* YOUR INSTRUCTIONS
Leave the pictures out, and retype all of the material exactly as written.

* EXTRACTED ENTRIES
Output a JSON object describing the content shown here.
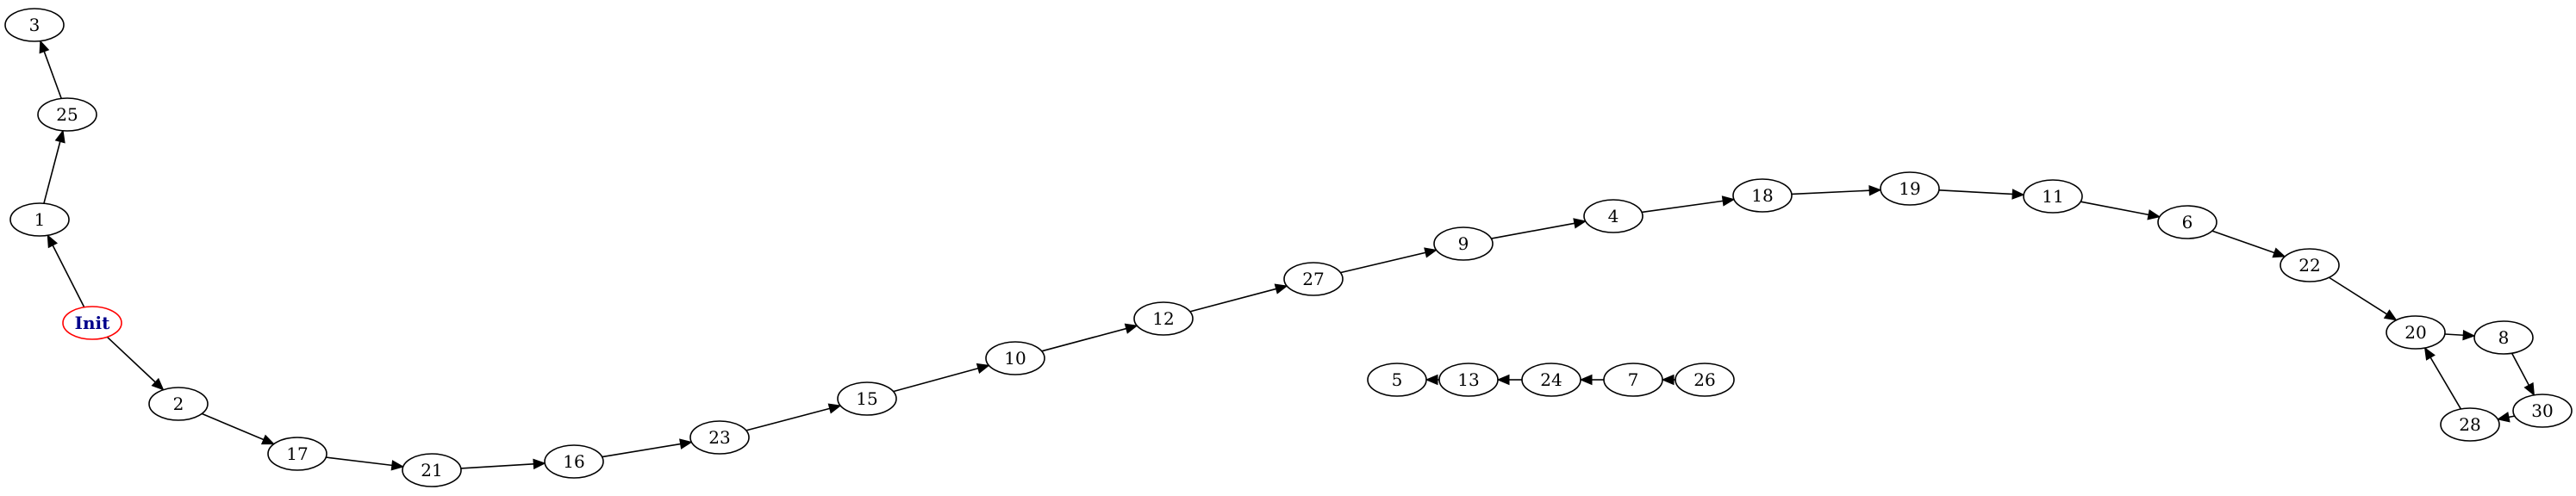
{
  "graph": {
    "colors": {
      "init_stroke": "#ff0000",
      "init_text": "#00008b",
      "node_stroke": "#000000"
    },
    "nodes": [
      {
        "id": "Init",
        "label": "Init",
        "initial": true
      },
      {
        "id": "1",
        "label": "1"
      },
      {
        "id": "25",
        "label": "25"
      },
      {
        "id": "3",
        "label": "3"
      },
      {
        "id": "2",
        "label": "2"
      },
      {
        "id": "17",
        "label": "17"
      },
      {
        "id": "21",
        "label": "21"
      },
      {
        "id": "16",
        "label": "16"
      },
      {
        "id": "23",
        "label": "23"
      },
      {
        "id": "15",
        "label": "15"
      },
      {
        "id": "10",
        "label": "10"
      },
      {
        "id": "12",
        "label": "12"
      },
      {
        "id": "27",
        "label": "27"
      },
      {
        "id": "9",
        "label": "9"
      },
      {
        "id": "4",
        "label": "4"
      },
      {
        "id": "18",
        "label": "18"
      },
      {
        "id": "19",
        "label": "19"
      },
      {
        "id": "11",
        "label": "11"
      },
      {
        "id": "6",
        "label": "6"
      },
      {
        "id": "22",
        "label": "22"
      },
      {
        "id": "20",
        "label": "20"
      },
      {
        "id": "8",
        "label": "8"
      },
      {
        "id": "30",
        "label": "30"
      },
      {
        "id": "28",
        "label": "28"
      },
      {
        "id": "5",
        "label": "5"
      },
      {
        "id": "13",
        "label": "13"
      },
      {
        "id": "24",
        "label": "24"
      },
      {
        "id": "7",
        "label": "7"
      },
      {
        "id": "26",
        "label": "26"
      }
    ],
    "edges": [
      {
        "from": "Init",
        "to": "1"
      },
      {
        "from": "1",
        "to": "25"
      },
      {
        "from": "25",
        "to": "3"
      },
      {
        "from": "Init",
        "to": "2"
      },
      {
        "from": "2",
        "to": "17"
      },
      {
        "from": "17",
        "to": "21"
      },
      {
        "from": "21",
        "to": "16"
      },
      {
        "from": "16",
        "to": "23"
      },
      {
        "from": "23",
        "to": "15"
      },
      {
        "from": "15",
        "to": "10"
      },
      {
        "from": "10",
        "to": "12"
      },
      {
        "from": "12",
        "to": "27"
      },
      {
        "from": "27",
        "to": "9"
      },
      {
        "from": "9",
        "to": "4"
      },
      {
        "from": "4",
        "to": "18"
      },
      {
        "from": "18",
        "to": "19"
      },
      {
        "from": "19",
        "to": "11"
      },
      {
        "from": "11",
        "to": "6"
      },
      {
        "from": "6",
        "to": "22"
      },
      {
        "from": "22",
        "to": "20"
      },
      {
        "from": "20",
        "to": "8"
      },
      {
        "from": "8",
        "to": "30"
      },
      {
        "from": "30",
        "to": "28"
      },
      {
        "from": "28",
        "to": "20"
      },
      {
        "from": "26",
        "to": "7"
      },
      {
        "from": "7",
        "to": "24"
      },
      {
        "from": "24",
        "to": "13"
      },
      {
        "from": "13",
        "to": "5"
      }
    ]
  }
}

* REPLY
Output a JSON object describing the content shown here.
{
  "graph": {
    "colors": {
      "init_stroke": "#ff0000",
      "init_text": "#00008b",
      "node_stroke": "#000000"
    },
    "nodes": [
      {
        "id": "Init",
        "label": "Init",
        "initial": true
      },
      {
        "id": "1",
        "label": "1"
      },
      {
        "id": "25",
        "label": "25"
      },
      {
        "id": "3",
        "label": "3"
      },
      {
        "id": "2",
        "label": "2"
      },
      {
        "id": "17",
        "label": "17"
      },
      {
        "id": "21",
        "label": "21"
      },
      {
        "id": "16",
        "label": "16"
      },
      {
        "id": "23",
        "label": "23"
      },
      {
        "id": "15",
        "label": "15"
      },
      {
        "id": "10",
        "label": "10"
      },
      {
        "id": "12",
        "label": "12"
      },
      {
        "id": "27",
        "label": "27"
      },
      {
        "id": "9",
        "label": "9"
      },
      {
        "id": "4",
        "label": "4"
      },
      {
        "id": "18",
        "label": "18"
      },
      {
        "id": "19",
        "label": "19"
      },
      {
        "id": "11",
        "label": "11"
      },
      {
        "id": "6",
        "label": "6"
      },
      {
        "id": "22",
        "label": "22"
      },
      {
        "id": "20",
        "label": "20"
      },
      {
        "id": "8",
        "label": "8"
      },
      {
        "id": "30",
        "label": "30"
      },
      {
        "id": "28",
        "label": "28"
      },
      {
        "id": "5",
        "label": "5"
      },
      {
        "id": "13",
        "label": "13"
      },
      {
        "id": "24",
        "label": "24"
      },
      {
        "id": "7",
        "label": "7"
      },
      {
        "id": "26",
        "label": "26"
      }
    ],
    "edges": [
      {
        "from": "Init",
        "to": "1"
      },
      {
        "from": "1",
        "to": "25"
      },
      {
        "from": "25",
        "to": "3"
      },
      {
        "from": "Init",
        "to": "2"
      },
      {
        "from": "2",
        "to": "17"
      },
      {
        "from": "17",
        "to": "21"
      },
      {
        "from": "21",
        "to": "16"
      },
      {
        "from": "16",
        "to": "23"
      },
      {
        "from": "23",
        "to": "15"
      },
      {
        "from": "15",
        "to": "10"
      },
      {
        "from": "10",
        "to": "12"
      },
      {
        "from": "12",
        "to": "27"
      },
      {
        "from": "27",
        "to": "9"
      },
      {
        "from": "9",
        "to": "4"
      },
      {
        "from": "4",
        "to": "18"
      },
      {
        "from": "18",
        "to": "19"
      },
      {
        "from": "19",
        "to": "11"
      },
      {
        "from": "11",
        "to": "6"
      },
      {
        "from": "6",
        "to": "22"
      },
      {
        "from": "22",
        "to": "20"
      },
      {
        "from": "20",
        "to": "8"
      },
      {
        "from": "8",
        "to": "30"
      },
      {
        "from": "30",
        "to": "28"
      },
      {
        "from": "28",
        "to": "20"
      },
      {
        "from": "26",
        "to": "7"
      },
      {
        "from": "7",
        "to": "24"
      },
      {
        "from": "24",
        "to": "13"
      },
      {
        "from": "13",
        "to": "5"
      }
    ]
  }
}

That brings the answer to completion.